--- Begin GIVEN ENTRIES ---
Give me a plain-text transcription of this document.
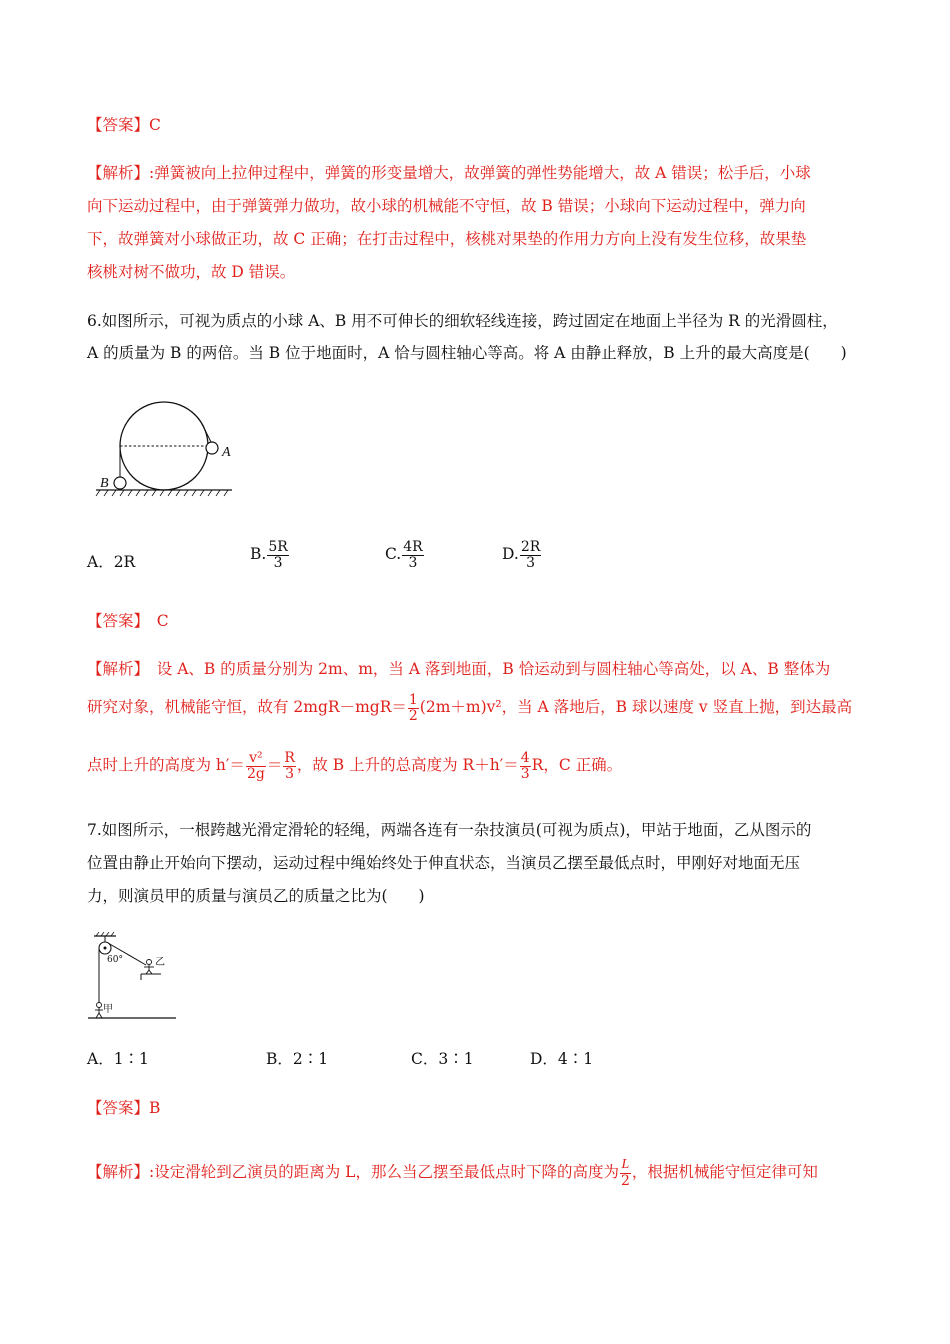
【答案】C
【解析】:弹簧被向上拉伸过程中，弹簧的形变量增大，故弹簧的弹性势能增大，故 A 错误；松手后，小球
向下运动过程中，由于弹簧弹力做功，故小球的机械能不守恒，故 B 错误；小球向下运动过程中，弹力向
下，故弹簧对小球做正功，故 C 正确；在打击过程中，核桃对果垫的作用力方向上没有发生位移，故果垫
核桃对树不做功，故 D 错误。
6.如图所示，可视为质点的小球 A、B 用不可伸长的细软轻线连接，跨过固定在地面上半径为 R 的光滑圆柱，
A 的质量为 B 的两倍。当 B 位于地面时，A 恰与圆柱轴心等高。将 A 由静止释放，B 上升的最大高度是(　　)
A
B
A．2R	B. $\frac{5R}{3}$	C. $\frac{4R}{3}$	D. $\frac{2R}{3}$
【答案】　C
【解析】　设 A、B 的质量分别为 2m、m，当 A 落到地面，B 恰运动到与圆柱轴心等高处，以 A、B 整体为
研究对象，机械能守恒，故有 $2mgR-mgR= \frac{1}{2} (2m+m)v^2$，当 A 落地后，B 球以速度 v 竖直上抛，到达最高
点时上升的高度为 $h'= \frac{\text{v²}}{2g} = \frac{R}{3}$ ，故 B 上升的总高度为 $R+h'= \frac{4}{3}$ R，C 正确。
7.如图所示，一根跨越光滑定滑轮的轻绳，两端各连有一杂技演员(可视为质点)，甲站于地面，乙从图示的
位置由静止开始向下摆动，运动过程中绳始终处于伸直状态，当演员乙摆至最低点时，甲刚好对地面无压
力，则演员甲的质量与演员乙的质量之比为(　　)
60°	乙
甲
A．1∶1	B．2∶1	C．3∶1	D．4∶1
【答案】B
【解析】:设定滑轮到乙演员的距离为 L，那么当乙摆至最低点时下降的高度为 $\frac{L}{2}$ ，根据机械能守恒定律可知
--- End GIVEN ENTRIES ---
▸ AIM: Repeat the listing in full and exactly. Do not include any images.

▸ TASK SOLUTION:
Give me a plain-text transcription of this document.
【答案】C
【解析】:弹簧被向上拉伸过程中，弹簧的形变量增大，故弹簧的弹性势能增大，故 A 错误；松手后，小球
向下运动过程中，由于弹簧弹力做功，故小球的机械能不守恒，故 B 错误；小球向下运动过程中，弹力向
下，故弹簧对小球做正功，故 C 正确；在打击过程中，核桃对果垫的作用力方向上没有发生位移，故果垫
核桃对树不做功，故 D 错误。
6.如图所示，可视为质点的小球 A、B 用不可伸长的细软轻线连接，跨过固定在地面上半径为 R 的光滑圆柱，
A 的质量为 B 的两倍。当 B 位于地面时，A 恰与圆柱轴心等高。将 A 由静止释放，B 上升的最大高度是(　　)
A
B
A．2R	B. $\frac{5R}{3}$	C. $\frac{4R}{3}$	D. $\frac{2R}{3}$
【答案】　C
【解析】　设 A、B 的质量分别为 2m、m，当 A 落到地面，B 恰运动到与圆柱轴心等高处，以 A、B 整体为
研究对象，机械能守恒，故有 $2mgR-mgR= \frac{1}{2} (2m+m)v^2$，当 A 落地后，B 球以速度 v 竖直上抛，到达最高
点时上升的高度为 $h'= \frac{\text{v²}}{2g} = \frac{R}{3}$ ，故 B 上升的总高度为 $R+h'= \frac{4}{3}$ R，C 正确。
7.如图所示，一根跨越光滑定滑轮的轻绳，两端各连有一杂技演员(可视为质点)，甲站于地面，乙从图示的
位置由静止开始向下摆动，运动过程中绳始终处于伸直状态，当演员乙摆至最低点时，甲刚好对地面无压
力，则演员甲的质量与演员乙的质量之比为(　　)
60°	乙
甲
A．1∶1	B．2∶1	C．3∶1	D．4∶1
【答案】B
【解析】:设定滑轮到乙演员的距离为 L，那么当乙摆至最低点时下降的高度为 $\frac{L}{2}$ ，根据机械能守恒定律可知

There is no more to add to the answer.